**DIRECTIONS:**
Strip the pictures and reproduce the rest of the listing exactly.

☆ ☆ ☆ ☆ ☆ ☆ ☆

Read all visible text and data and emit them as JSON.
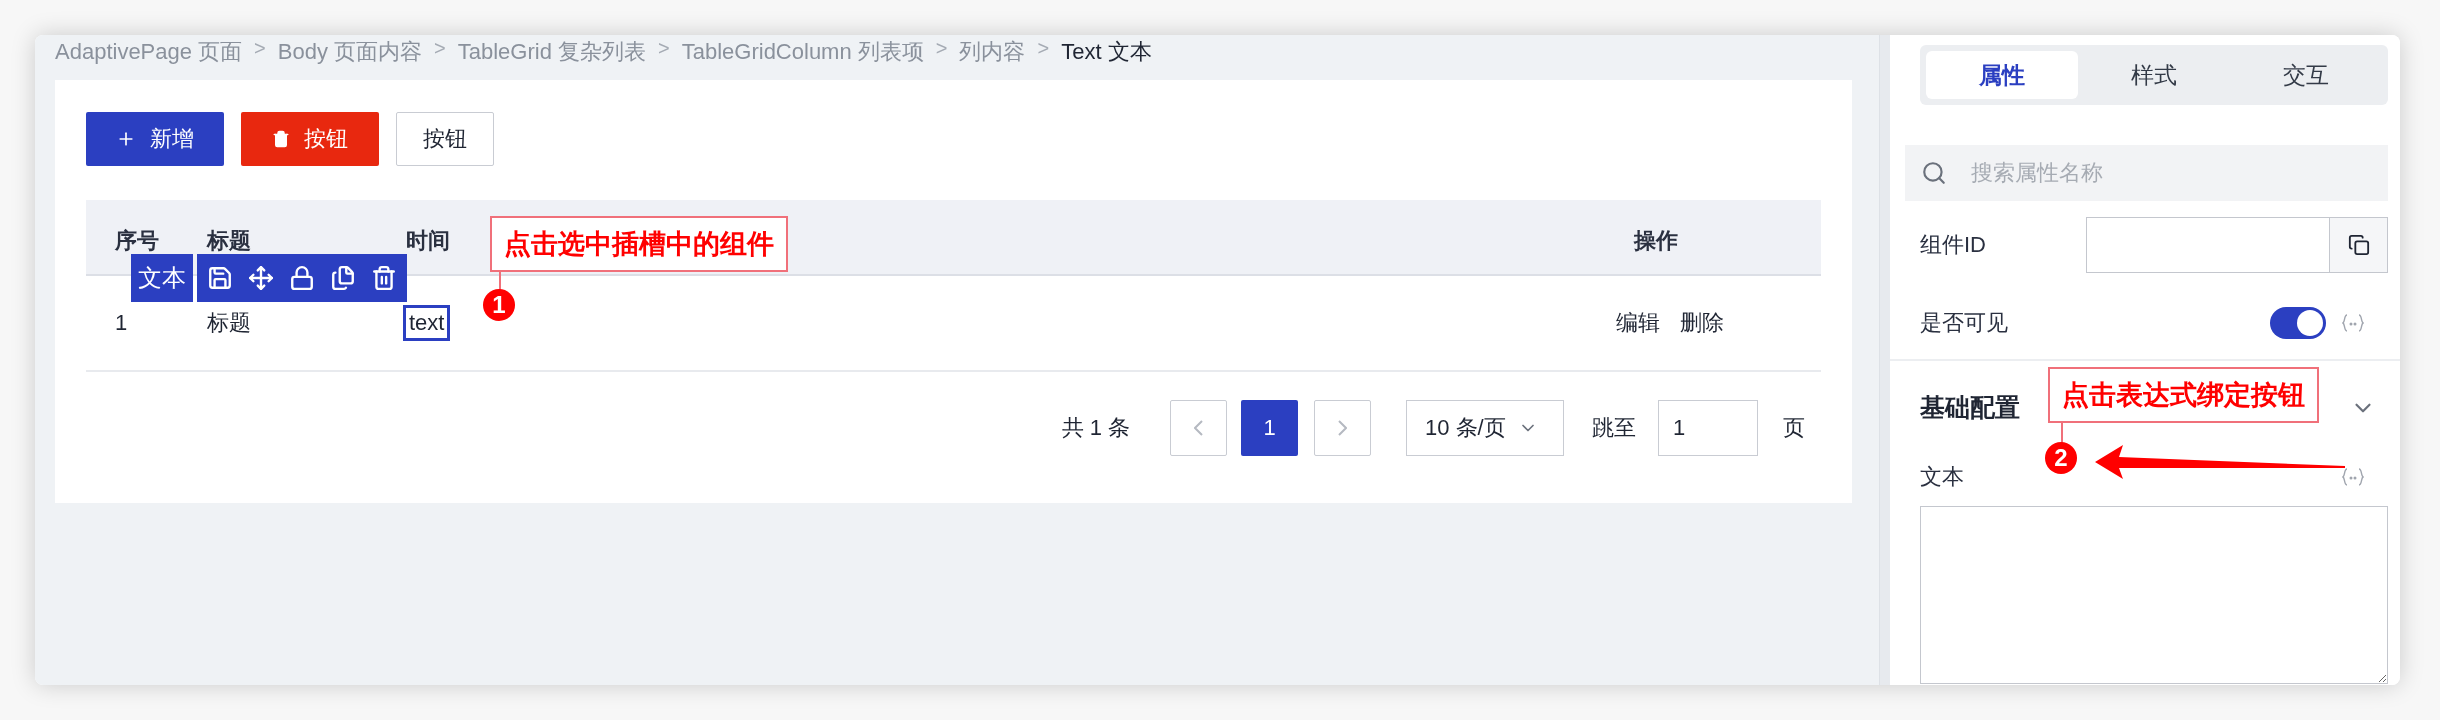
{
  "breadcrumb": [
    {
      "label": "AdaptivePage 页面",
      "current": false
    },
    {
      "label": "Body 页面内容",
      "current": false
    },
    {
      "label": "TableGrid 复杂列表",
      "current": false
    },
    {
      "label": "TableGridColumn 列表项",
      "current": false
    },
    {
      "label": "列内容",
      "current": false
    },
    {
      "label": "Text 文本",
      "current": true
    }
  ],
  "separator": ">",
  "buttons": [
    {
      "kind": "primary",
      "label": "新增"
    },
    {
      "kind": "danger",
      "label": "按钮"
    },
    {
      "kind": "default",
      "label": "按钮"
    }
  ],
  "table": {
    "columns": [
      "序号",
      "标题",
      "时间",
      "操作"
    ],
    "rows": [
      {
        "cells": [
          {
            "text": "1",
            "selected": false
          },
          {
            "text": "标题",
            "selected": false
          },
          {
            "text": "text",
            "selected": true
          }
        ],
        "actions": [
          "编辑",
          "删除"
        ]
      }
    ]
  },
  "selection_toolbar": {
    "label": "文本"
  },
  "pagination": {
    "total": "共 1 条",
    "pages": [
      {
        "label": "1",
        "selected": true
      }
    ],
    "page_size": "10 条/页",
    "jump_label": "跳至",
    "jump_value": "1",
    "page_suffix": "页"
  },
  "properties_panel": {
    "tabs": [
      {
        "label": "属性",
        "selected": true
      },
      {
        "label": "样式",
        "selected": false
      },
      {
        "label": "交互",
        "selected": false
      }
    ],
    "search": {
      "placeholder": "搜索属性名称"
    },
    "component_id": {
      "label": "组件ID"
    },
    "visible": {
      "label": "是否可见",
      "on": true
    },
    "section": {
      "title": "基础配置",
      "expanded": true
    },
    "text_field": {
      "label": "文本"
    }
  },
  "annotations": [
    {
      "number": "1",
      "text": "点击选中插槽中的组件"
    },
    {
      "number": "2",
      "text": "点击表达式绑定按钮"
    }
  ]
}
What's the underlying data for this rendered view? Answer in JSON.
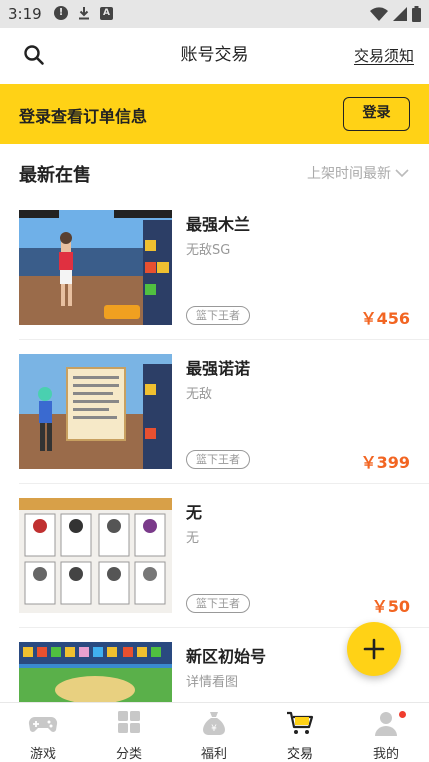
{
  "status_bar": {
    "time": "3:19",
    "left_icons": [
      "alert-circle-icon",
      "download-icon",
      "a-badge-icon"
    ],
    "right_icons": [
      "wifi-icon",
      "signal-icon",
      "battery-icon"
    ]
  },
  "header": {
    "title": "账号交易",
    "notice_link": "交易须知",
    "search_icon": "search-icon"
  },
  "login_banner": {
    "text": "登录查看订单信息",
    "button": "登录",
    "background": "#ffd216"
  },
  "section": {
    "title": "最新在售",
    "sort_label": "上架时间最新"
  },
  "listings": [
    {
      "title": "最强木兰",
      "subtitle": "无敌SG",
      "tag": "篮下王者",
      "price": "￥456"
    },
    {
      "title": "最强诺诺",
      "subtitle": "无敌",
      "tag": "篮下王者",
      "price": "￥399"
    },
    {
      "title": "无",
      "subtitle": "无",
      "tag": "篮下王者",
      "price": "￥50"
    },
    {
      "title": "新区初始号",
      "subtitle": "详情看图",
      "tag": "",
      "price": ""
    }
  ],
  "fab": {
    "icon": "plus-icon"
  },
  "tabs": [
    {
      "label": "游戏",
      "icon": "gamepad-icon",
      "active": false
    },
    {
      "label": "分类",
      "icon": "grid-icon",
      "active": false
    },
    {
      "label": "福利",
      "icon": "gift-bag-icon",
      "active": false
    },
    {
      "label": "交易",
      "icon": "cart-icon",
      "active": true
    },
    {
      "label": "我的",
      "icon": "user-icon",
      "active": false
    }
  ],
  "colors": {
    "accent": "#ffd216",
    "price": "#f26522",
    "badge": "#f03d2f"
  }
}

☆ ☆ ☆ ☆ ☆ ☆ ☆

**ANSWER TO THE EXERCISE:**
Read all visible text and data and emit them as JSON.
{
  "breadcrumb": [
    {
      "label": "AdaptivePage 页面",
      "current": false
    },
    {
      "label": "Body 页面内容",
      "current": false
    },
    {
      "label": "TableGrid 复杂列表",
      "current": false
    },
    {
      "label": "TableGridColumn 列表项",
      "current": false
    },
    {
      "label": "列内容",
      "current": false
    },
    {
      "label": "Text 文本",
      "current": true
    }
  ],
  "separator": ">",
  "buttons": [
    {
      "kind": "primary",
      "label": "新增"
    },
    {
      "kind": "danger",
      "label": "按钮"
    },
    {
      "kind": "default",
      "label": "按钮"
    }
  ],
  "table": {
    "columns": [
      "序号",
      "标题",
      "时间",
      "操作"
    ],
    "rows": [
      {
        "cells": [
          {
            "text": "1",
            "selected": false
          },
          {
            "text": "标题",
            "selected": false
          },
          {
            "text": "text",
            "selected": true
          }
        ],
        "actions": [
          "编辑",
          "删除"
        ]
      }
    ]
  },
  "selection_toolbar": {
    "label": "文本"
  },
  "pagination": {
    "total": "共 1 条",
    "pages": [
      {
        "label": "1",
        "selected": true
      }
    ],
    "page_size": "10 条/页",
    "jump_label": "跳至",
    "jump_value": "1",
    "page_suffix": "页"
  },
  "properties_panel": {
    "tabs": [
      {
        "label": "属性",
        "selected": true
      },
      {
        "label": "样式",
        "selected": false
      },
      {
        "label": "交互",
        "selected": false
      }
    ],
    "search": {
      "placeholder": "搜索属性名称"
    },
    "component_id": {
      "label": "组件ID"
    },
    "visible": {
      "label": "是否可见",
      "on": true
    },
    "section": {
      "title": "基础配置",
      "expanded": true
    },
    "text_field": {
      "label": "文本"
    }
  },
  "annotations": [
    {
      "number": "1",
      "text": "点击选中插槽中的组件"
    },
    {
      "number": "2",
      "text": "点击表达式绑定按钮"
    }
  ]
}
What's the underlying data for this rendered view? Answer in JSON.
{
  "status_bar": {
    "time": "3:19",
    "left_icons": [
      "alert-circle-icon",
      "download-icon",
      "a-badge-icon"
    ],
    "right_icons": [
      "wifi-icon",
      "signal-icon",
      "battery-icon"
    ]
  },
  "header": {
    "title": "账号交易",
    "notice_link": "交易须知",
    "search_icon": "search-icon"
  },
  "login_banner": {
    "text": "登录查看订单信息",
    "button": "登录",
    "background": "#ffd216"
  },
  "section": {
    "title": "最新在售",
    "sort_label": "上架时间最新"
  },
  "listings": [
    {
      "title": "最强木兰",
      "subtitle": "无敌SG",
      "tag": "篮下王者",
      "price": "￥456"
    },
    {
      "title": "最强诺诺",
      "subtitle": "无敌",
      "tag": "篮下王者",
      "price": "￥399"
    },
    {
      "title": "无",
      "subtitle": "无",
      "tag": "篮下王者",
      "price": "￥50"
    },
    {
      "title": "新区初始号",
      "subtitle": "详情看图",
      "tag": "",
      "price": ""
    }
  ],
  "fab": {
    "icon": "plus-icon"
  },
  "tabs": [
    {
      "label": "游戏",
      "icon": "gamepad-icon",
      "active": false
    },
    {
      "label": "分类",
      "icon": "grid-icon",
      "active": false
    },
    {
      "label": "福利",
      "icon": "gift-bag-icon",
      "active": false
    },
    {
      "label": "交易",
      "icon": "cart-icon",
      "active": true
    },
    {
      "label": "我的",
      "icon": "user-icon",
      "active": false
    }
  ],
  "colors": {
    "accent": "#ffd216",
    "price": "#f26522",
    "badge": "#f03d2f"
  }
}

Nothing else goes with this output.